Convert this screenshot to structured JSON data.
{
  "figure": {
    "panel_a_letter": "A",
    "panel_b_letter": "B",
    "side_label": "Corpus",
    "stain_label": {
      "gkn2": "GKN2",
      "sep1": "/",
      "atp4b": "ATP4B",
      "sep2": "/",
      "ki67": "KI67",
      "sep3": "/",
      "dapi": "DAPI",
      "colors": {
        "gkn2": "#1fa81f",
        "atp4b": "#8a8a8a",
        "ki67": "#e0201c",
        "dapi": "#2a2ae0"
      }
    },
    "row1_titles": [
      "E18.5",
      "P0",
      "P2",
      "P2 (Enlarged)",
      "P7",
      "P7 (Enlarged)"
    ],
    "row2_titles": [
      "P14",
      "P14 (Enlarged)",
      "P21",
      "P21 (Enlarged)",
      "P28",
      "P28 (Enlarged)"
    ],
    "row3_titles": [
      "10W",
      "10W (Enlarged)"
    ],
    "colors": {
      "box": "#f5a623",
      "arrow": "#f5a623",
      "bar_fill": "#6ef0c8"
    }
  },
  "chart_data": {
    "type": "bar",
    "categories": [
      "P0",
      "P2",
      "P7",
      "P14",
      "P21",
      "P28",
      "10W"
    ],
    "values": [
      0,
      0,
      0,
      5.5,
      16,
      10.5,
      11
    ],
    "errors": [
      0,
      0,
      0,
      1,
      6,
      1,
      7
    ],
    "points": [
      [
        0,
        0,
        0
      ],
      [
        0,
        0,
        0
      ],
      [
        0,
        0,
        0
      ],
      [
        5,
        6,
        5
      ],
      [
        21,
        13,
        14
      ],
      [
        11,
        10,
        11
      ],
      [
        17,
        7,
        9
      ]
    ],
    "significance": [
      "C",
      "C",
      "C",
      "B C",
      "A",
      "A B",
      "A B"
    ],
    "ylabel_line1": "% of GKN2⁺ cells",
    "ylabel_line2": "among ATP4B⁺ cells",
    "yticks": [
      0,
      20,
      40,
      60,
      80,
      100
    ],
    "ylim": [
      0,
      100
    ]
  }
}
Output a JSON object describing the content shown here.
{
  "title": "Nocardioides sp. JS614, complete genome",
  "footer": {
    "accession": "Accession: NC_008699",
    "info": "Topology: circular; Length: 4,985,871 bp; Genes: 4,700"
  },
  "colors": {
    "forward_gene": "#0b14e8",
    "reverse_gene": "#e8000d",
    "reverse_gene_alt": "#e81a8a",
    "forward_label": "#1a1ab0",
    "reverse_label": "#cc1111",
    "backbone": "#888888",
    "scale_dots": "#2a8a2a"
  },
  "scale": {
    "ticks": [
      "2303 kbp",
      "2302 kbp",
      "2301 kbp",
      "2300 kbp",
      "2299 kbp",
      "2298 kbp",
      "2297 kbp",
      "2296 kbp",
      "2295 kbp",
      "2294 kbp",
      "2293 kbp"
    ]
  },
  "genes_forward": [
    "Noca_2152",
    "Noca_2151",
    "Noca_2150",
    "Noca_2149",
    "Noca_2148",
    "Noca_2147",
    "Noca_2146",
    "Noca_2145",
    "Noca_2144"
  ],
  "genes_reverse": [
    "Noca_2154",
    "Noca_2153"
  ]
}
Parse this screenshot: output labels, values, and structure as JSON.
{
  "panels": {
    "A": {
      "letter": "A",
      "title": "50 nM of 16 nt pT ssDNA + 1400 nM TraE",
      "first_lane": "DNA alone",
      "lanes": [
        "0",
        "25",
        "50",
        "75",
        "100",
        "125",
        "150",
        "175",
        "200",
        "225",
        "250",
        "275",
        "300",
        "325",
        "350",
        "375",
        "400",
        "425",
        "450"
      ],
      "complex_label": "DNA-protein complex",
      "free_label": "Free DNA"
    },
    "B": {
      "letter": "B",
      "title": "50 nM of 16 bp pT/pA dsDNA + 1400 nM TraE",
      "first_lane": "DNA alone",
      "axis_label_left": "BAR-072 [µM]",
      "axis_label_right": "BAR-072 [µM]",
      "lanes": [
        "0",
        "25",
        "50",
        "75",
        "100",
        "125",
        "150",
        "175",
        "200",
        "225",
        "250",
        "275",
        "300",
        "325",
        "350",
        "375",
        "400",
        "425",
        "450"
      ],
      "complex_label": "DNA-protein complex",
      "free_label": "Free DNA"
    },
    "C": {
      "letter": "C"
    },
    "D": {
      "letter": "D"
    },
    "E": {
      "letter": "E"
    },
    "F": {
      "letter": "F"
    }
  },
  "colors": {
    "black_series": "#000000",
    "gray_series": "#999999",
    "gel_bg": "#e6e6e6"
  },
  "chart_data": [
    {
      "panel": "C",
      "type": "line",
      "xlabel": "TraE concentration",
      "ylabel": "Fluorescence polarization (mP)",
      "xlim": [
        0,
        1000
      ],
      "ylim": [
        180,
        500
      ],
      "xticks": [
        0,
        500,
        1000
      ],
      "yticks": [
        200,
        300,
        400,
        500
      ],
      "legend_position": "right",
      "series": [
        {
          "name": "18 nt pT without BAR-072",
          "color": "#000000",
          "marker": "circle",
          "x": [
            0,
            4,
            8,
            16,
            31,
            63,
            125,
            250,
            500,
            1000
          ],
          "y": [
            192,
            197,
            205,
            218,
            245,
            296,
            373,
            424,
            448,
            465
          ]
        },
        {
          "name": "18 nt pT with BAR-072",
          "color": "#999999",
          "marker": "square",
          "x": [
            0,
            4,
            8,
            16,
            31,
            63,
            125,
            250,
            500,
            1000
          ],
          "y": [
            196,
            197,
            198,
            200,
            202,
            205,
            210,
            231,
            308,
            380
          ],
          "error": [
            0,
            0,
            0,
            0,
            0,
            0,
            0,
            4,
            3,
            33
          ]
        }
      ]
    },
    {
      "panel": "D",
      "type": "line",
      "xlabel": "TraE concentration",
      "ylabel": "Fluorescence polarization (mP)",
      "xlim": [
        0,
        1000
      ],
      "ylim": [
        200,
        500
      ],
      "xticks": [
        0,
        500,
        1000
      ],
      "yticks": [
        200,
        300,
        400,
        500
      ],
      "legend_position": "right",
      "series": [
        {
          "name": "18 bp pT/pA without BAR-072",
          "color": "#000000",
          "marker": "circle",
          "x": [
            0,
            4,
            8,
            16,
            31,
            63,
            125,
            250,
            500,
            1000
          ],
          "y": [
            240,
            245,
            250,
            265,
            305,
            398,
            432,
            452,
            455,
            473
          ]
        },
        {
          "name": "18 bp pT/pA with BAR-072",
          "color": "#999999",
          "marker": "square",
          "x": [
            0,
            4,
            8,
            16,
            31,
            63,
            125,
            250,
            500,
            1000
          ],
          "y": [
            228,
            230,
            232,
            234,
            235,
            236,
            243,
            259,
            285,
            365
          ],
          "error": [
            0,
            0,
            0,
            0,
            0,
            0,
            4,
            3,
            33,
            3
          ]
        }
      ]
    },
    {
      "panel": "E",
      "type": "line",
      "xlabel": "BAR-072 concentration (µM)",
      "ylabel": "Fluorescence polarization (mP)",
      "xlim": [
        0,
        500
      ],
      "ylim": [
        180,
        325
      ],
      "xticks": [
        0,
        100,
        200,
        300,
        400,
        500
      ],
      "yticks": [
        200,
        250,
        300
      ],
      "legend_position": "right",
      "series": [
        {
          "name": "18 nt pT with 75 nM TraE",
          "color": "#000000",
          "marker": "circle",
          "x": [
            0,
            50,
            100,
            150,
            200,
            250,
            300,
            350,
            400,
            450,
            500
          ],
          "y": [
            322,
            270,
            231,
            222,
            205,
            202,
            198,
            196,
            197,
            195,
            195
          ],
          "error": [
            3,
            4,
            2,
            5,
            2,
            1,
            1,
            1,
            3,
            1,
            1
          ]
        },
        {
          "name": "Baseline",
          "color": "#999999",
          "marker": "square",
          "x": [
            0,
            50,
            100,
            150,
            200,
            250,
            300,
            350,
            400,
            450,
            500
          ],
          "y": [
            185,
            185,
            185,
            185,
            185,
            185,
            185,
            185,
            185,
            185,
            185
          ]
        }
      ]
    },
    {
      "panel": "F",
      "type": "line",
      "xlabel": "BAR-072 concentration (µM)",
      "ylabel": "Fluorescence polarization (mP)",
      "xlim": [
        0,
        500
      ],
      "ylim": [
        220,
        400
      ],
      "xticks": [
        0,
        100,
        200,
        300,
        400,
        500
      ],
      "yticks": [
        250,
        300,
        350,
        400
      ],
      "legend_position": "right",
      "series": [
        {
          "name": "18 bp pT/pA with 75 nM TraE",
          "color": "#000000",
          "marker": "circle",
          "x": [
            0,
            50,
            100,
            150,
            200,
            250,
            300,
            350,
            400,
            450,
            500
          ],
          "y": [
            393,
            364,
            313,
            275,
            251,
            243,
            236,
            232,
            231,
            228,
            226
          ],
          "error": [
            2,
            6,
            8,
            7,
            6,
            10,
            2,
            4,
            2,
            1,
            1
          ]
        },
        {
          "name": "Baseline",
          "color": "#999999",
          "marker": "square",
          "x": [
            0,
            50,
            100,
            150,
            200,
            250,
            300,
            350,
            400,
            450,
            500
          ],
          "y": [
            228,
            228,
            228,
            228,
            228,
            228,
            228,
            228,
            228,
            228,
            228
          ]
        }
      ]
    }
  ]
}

+--

### Required action
Return every line of the preceding records in which the word "values" appears.

### Answer section
    "values": [
Parse this screenshot: output labels, values, and structure as JSON.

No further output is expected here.